[Begin]
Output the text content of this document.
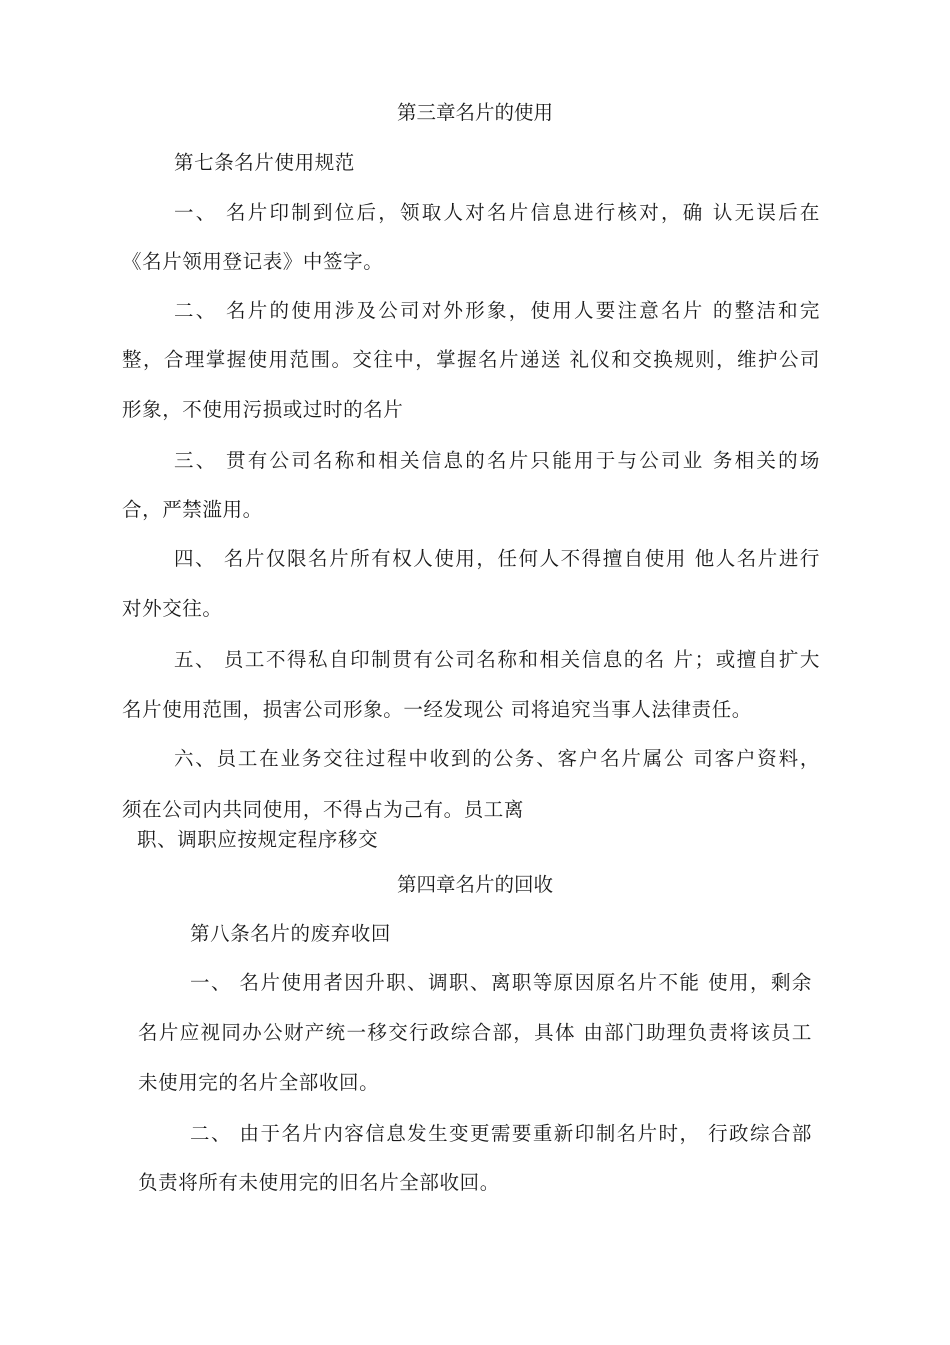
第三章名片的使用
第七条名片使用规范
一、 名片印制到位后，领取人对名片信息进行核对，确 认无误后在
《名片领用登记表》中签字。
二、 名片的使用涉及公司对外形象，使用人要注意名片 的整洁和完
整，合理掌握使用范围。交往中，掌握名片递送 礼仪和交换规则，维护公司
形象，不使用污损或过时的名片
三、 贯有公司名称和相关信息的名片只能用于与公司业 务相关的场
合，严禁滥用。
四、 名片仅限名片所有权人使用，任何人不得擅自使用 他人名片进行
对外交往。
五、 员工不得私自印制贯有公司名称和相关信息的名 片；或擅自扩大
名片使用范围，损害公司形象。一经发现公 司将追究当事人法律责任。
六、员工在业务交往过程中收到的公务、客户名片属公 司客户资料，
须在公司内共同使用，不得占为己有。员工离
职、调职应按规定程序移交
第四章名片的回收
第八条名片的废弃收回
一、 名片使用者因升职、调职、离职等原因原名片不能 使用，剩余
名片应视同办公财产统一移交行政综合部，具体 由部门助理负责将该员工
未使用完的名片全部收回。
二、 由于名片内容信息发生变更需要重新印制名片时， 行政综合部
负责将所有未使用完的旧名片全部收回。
[End]
[Begin]
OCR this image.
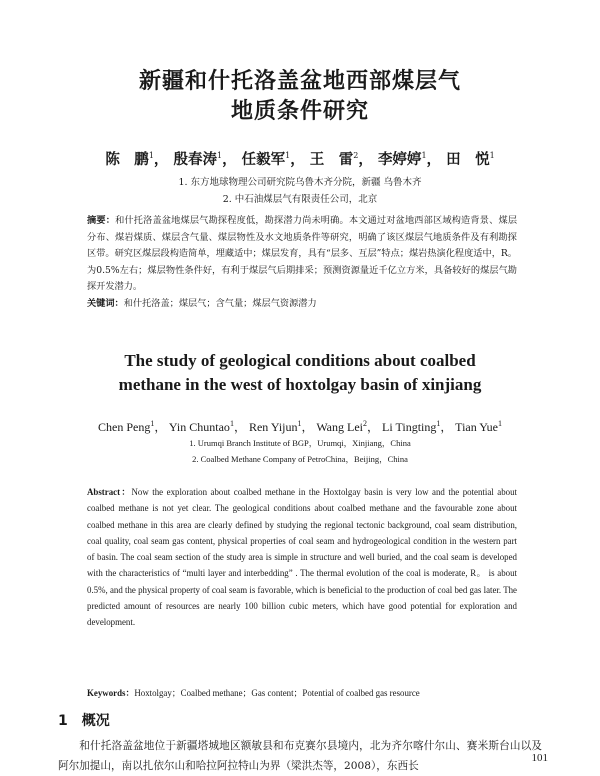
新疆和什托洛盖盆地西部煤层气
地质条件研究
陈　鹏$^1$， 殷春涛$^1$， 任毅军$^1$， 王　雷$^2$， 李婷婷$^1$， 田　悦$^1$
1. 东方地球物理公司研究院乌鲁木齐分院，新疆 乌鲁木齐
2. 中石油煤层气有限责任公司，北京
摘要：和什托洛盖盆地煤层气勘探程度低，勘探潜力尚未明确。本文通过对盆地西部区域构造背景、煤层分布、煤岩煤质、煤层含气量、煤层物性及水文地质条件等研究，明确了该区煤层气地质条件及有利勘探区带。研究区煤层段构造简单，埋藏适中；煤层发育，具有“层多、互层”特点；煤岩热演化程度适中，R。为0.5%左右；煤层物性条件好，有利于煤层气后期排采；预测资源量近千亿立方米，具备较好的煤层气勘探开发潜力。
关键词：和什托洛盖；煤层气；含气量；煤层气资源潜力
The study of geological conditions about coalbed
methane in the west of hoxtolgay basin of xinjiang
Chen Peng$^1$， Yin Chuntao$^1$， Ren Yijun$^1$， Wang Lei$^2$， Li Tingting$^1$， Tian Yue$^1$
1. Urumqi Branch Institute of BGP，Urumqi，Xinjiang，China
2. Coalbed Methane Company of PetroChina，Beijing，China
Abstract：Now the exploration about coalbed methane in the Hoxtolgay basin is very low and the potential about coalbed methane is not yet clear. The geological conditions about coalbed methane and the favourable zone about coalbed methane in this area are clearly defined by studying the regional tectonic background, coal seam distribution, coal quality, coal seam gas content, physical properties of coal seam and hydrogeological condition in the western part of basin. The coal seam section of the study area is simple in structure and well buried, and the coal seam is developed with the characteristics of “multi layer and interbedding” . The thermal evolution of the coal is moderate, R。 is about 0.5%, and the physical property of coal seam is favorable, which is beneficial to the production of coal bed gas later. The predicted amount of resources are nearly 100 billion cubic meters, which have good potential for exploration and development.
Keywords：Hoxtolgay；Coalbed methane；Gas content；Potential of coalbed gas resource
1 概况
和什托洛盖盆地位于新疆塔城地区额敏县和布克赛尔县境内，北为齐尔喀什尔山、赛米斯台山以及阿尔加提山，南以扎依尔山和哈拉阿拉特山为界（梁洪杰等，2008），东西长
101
[End]
For each line of the entries that includes "China", show that line.

1. Urumqi Branch Institute of BGP，Urumqi，Xinjiang，China
2. Coalbed Methane Company of PetroChina，Beijing，China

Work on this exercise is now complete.